Dataset entries:
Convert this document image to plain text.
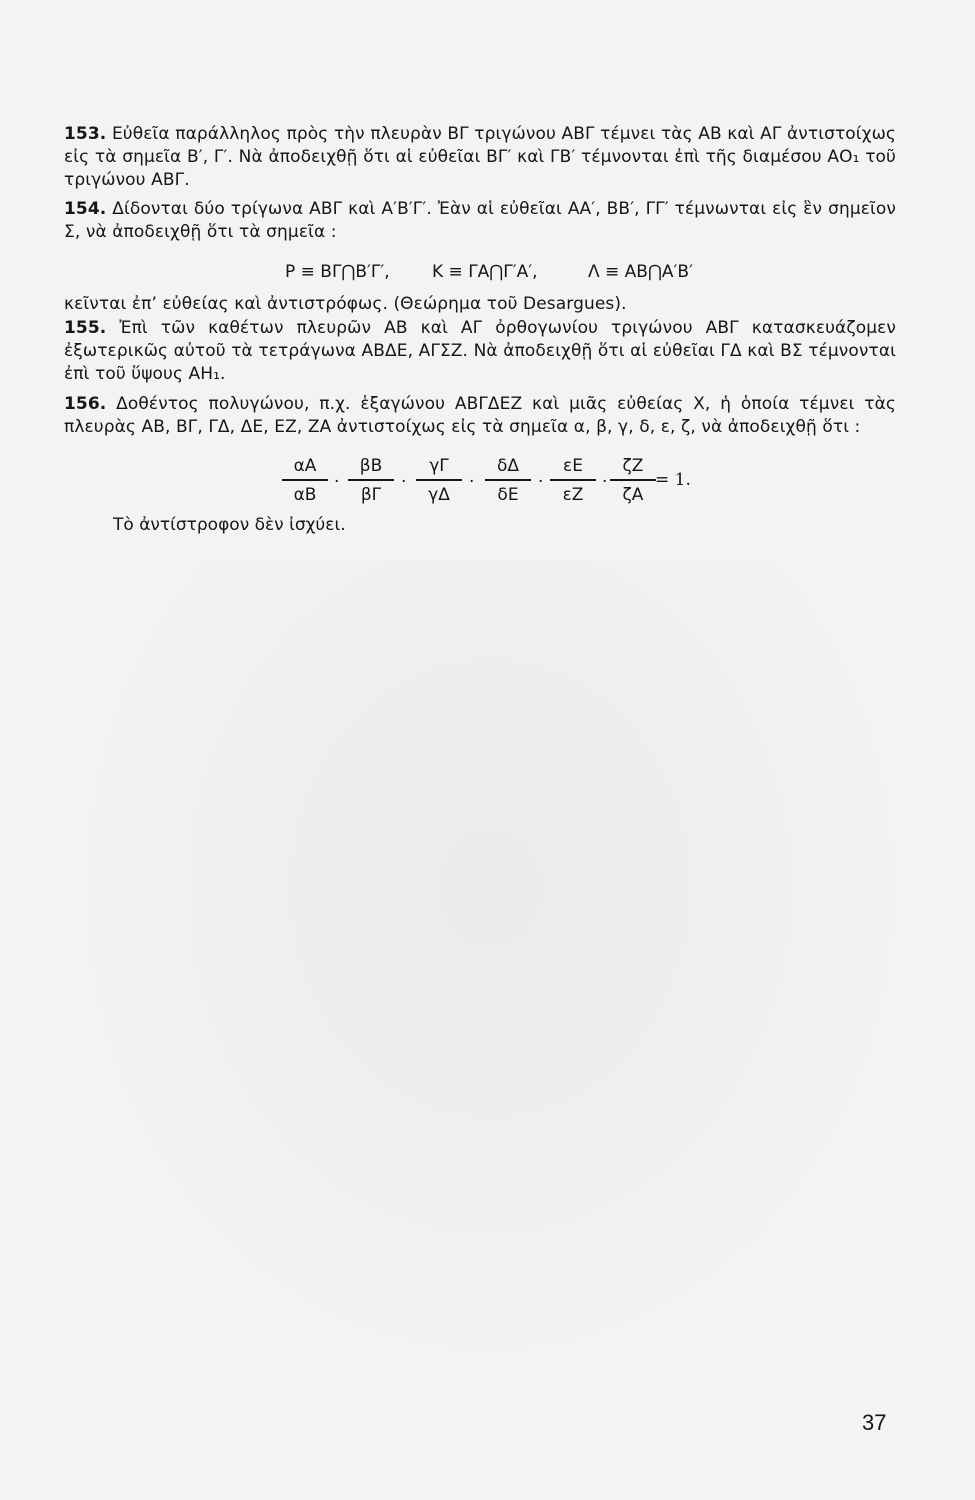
153. Εὐθεῖα παράλληλος πρὸς τὴν πλευρὰν ΒΓ τριγώνου ΑΒΓ τέμνει τὰς ΑΒ καὶ ΑΓ ἀντιστοίχως εἰς τὰ σημεῖα Β′, Γ′. Νὰ ἀποδειχθῇ ὅτι αἱ εὐθεῖαι ΒΓ′ καὶ ΓΒ′ τέμνονται ἐπὶ τῆς διαμέσου ΑΟ₁ τοῦ τριγώνου ΑΒΓ.
154. Δίδονται δύο τρίγωνα ΑΒΓ καὶ Α′Β′Γ′. Ἐὰν αἱ εὐθεῖαι ΑΑ′, ΒΒ′, ΓΓ′ τέμνωνται εἰς ἓν σημεῖον Σ, νὰ ἀποδειχθῇ ὅτι τὰ σημεῖα :
Ρ ≡ ΒΓ⋂Β′Γ′, Κ ≡ ΓΑ⋂Γ′Α′,	Λ ≡ ΑΒ⋂Α′Β′
κεῖνται ἐπ’ εὐθείας καὶ ἀντιστρόφως. (Θεώρημα τοῦ Desargues).
155. Ἐπὶ τῶν καθέτων πλευρῶν ΑΒ καὶ ΑΓ ὀρθογωνίου τριγώνου ΑΒΓ κατασκευάζομεν ἐξωτερικῶς αὐτοῦ τὰ τετράγωνα ΑΒΔΕ, ΑΓΣΖ. Νὰ ἀποδειχθῇ ὅτι αἱ εὐθεῖαι ΓΔ καὶ ΒΣ τέμνονται ἐπὶ τοῦ ὕψους ΑΗ₁.
156. Δοθέντος πολυγώνου, π.χ. ἑξαγώνου ΑΒΓΔΕΖ καὶ μιᾶς εὐθείας Χ, ἡ ὁποία τέμνει τὰς πλευρὰς ΑΒ, ΒΓ, ΓΔ, ΔΕ, ΕΖ, ΖΑ ἀντιστοίχως εἰς τὰ σημεῖα α, β, γ, δ, ε, ζ, νὰ ἀποδειχθῇ ὅτι :
αΑ
αΒ
·
βΒ
βΓ
·
γΓ
γΔ
·
δΔ
δΕ
·
εΕ
εΖ
·
ζΖ
ζΑ
= 1.
Τὸ ἀντίστροφον δὲν ἰσχύει.
37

- **What to do**: Write out the records above once more, word for word, with no pictures.

- **Solved exercise**:
Convert this document image to plain text.
153. Εὐθεῖα παράλληλος πρὸς τὴν πλευρὰν ΒΓ τριγώνου ΑΒΓ τέμνει τὰς ΑΒ καὶ ΑΓ ἀντιστοίχως εἰς τὰ σημεῖα Β′, Γ′. Νὰ ἀποδειχθῇ ὅτι αἱ εὐθεῖαι ΒΓ′ καὶ ΓΒ′ τέμνονται ἐπὶ τῆς διαμέσου ΑΟ₁ τοῦ τριγώνου ΑΒΓ.
154. Δίδονται δύο τρίγωνα ΑΒΓ καὶ Α′Β′Γ′. Ἐὰν αἱ εὐθεῖαι ΑΑ′, ΒΒ′, ΓΓ′ τέμνωνται εἰς ἓν σημεῖον Σ, νὰ ἀποδειχθῇ ὅτι τὰ σημεῖα :
Ρ ≡ ΒΓ⋂Β′Γ′, Κ ≡ ΓΑ⋂Γ′Α′,	Λ ≡ ΑΒ⋂Α′Β′
κεῖνται ἐπ’ εὐθείας καὶ ἀντιστρόφως. (Θεώρημα τοῦ Desargues).
155. Ἐπὶ τῶν καθέτων πλευρῶν ΑΒ καὶ ΑΓ ὀρθογωνίου τριγώνου ΑΒΓ κατασκευάζομεν ἐξωτερικῶς αὐτοῦ τὰ τετράγωνα ΑΒΔΕ, ΑΓΣΖ. Νὰ ἀποδειχθῇ ὅτι αἱ εὐθεῖαι ΓΔ καὶ ΒΣ τέμνονται ἐπὶ τοῦ ὕψους ΑΗ₁.
156. Δοθέντος πολυγώνου, π.χ. ἑξαγώνου ΑΒΓΔΕΖ καὶ μιᾶς εὐθείας Χ, ἡ ὁποία τέμνει τὰς πλευρὰς ΑΒ, ΒΓ, ΓΔ, ΔΕ, ΕΖ, ΖΑ ἀντιστοίχως εἰς τὰ σημεῖα α, β, γ, δ, ε, ζ, νὰ ἀποδειχθῇ ὅτι :
αΑ
αΒ
·
βΒ
βΓ
·
γΓ
γΔ
·
δΔ
δΕ
·
εΕ
εΖ
·
ζΖ
ζΑ
= 1.
Τὸ ἀντίστροφον δὲν ἰσχύει.
37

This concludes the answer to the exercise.